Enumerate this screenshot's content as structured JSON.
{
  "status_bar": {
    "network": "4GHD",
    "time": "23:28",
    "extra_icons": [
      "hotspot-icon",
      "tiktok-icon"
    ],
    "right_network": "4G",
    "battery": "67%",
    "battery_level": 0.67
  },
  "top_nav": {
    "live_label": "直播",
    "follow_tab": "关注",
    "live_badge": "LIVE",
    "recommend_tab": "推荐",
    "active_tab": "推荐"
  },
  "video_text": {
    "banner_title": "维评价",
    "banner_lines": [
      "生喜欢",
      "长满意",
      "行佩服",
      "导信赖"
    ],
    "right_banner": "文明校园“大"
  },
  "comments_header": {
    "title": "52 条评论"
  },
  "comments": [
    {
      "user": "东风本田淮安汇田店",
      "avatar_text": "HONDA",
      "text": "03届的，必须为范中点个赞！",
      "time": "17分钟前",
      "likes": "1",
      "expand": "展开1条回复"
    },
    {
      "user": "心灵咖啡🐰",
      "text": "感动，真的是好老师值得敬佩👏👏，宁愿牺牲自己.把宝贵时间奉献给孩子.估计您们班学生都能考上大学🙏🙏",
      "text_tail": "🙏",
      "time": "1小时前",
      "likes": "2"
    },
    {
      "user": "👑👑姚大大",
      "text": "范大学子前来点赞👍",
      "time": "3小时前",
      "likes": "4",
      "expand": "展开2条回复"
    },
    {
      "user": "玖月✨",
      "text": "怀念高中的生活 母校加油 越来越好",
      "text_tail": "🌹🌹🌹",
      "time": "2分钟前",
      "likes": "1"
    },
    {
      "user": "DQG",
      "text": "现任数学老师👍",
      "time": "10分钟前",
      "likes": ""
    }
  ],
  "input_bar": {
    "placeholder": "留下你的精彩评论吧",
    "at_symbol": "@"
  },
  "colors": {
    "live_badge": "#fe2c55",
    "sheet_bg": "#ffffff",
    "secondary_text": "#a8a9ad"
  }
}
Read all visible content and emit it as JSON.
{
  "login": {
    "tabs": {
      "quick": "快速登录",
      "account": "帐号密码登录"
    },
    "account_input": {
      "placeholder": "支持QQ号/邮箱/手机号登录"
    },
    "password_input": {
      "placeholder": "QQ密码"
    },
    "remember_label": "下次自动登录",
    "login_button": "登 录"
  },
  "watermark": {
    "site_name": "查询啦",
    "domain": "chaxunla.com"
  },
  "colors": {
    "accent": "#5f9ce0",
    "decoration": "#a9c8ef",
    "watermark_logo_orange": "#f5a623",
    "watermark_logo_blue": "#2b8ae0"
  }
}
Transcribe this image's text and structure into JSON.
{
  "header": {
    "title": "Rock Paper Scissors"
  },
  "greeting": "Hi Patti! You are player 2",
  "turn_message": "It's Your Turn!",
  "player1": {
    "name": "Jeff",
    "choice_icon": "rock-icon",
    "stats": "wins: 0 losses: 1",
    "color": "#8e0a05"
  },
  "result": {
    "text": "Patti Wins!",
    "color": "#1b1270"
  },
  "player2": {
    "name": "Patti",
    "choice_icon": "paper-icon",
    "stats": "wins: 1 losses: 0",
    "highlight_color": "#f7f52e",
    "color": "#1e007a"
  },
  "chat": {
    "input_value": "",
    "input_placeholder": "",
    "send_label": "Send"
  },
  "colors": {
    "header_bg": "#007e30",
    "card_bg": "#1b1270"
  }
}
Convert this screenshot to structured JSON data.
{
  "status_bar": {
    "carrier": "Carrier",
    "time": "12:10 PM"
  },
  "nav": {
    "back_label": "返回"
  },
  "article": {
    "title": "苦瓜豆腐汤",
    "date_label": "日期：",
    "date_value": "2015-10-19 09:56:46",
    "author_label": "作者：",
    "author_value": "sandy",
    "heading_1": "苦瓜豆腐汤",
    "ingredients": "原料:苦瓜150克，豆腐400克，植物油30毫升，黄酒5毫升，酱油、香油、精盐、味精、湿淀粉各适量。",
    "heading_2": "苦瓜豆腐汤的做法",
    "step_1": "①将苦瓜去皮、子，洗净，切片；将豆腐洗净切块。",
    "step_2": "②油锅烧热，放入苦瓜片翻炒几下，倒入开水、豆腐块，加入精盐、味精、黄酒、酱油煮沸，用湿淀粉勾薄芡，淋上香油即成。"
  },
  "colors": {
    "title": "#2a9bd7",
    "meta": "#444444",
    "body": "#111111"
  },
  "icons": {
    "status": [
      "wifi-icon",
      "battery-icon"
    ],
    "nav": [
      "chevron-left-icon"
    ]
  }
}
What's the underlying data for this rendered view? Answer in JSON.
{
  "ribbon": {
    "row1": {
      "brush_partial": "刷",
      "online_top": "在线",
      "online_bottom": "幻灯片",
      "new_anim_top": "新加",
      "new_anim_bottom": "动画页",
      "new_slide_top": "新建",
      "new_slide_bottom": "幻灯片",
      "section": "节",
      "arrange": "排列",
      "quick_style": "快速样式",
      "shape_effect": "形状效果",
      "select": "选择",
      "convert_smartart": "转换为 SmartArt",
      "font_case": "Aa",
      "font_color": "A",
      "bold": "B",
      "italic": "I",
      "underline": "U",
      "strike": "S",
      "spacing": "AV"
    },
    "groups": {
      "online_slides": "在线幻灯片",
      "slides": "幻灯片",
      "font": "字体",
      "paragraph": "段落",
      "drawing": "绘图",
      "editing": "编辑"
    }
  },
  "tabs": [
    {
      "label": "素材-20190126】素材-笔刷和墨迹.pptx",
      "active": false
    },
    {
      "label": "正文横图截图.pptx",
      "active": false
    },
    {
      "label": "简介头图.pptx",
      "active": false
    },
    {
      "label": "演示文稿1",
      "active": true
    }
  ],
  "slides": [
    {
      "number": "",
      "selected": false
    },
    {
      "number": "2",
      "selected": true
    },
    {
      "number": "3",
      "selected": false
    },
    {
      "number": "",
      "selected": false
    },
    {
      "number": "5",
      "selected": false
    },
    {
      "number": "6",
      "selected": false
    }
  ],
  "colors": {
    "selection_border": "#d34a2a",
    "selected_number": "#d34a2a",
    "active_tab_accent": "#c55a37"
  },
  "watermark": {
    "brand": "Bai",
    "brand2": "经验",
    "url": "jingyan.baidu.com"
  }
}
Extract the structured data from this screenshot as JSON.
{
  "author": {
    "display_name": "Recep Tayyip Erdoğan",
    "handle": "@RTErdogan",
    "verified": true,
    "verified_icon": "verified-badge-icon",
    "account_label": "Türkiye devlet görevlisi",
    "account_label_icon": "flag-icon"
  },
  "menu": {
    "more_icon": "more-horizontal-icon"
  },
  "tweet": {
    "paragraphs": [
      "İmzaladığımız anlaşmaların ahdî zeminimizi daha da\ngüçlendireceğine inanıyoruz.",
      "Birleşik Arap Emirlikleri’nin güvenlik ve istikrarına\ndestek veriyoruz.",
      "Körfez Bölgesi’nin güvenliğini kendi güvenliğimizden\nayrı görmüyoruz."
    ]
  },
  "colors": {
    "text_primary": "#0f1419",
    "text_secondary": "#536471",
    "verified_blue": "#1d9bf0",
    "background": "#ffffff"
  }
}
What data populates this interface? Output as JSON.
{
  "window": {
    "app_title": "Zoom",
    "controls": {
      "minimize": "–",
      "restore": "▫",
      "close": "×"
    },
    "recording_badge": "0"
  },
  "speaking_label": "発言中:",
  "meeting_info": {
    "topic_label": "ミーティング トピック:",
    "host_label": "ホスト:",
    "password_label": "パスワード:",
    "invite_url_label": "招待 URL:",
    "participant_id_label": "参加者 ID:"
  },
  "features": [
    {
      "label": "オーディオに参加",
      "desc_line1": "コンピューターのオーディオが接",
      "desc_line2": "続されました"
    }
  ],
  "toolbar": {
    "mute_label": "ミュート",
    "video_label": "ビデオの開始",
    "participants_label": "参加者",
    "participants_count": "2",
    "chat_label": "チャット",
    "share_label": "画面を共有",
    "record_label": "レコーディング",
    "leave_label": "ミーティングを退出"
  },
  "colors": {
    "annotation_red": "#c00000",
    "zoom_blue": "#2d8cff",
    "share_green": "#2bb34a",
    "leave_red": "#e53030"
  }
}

──────────

Identify each line in the records above that contains the word "screenshot", and copy it out in full.

Enumerate this screenshot's content as structured JSON.
Convert this screenshot to structured JSON data.
Extract the structured data from this screenshot as JSON.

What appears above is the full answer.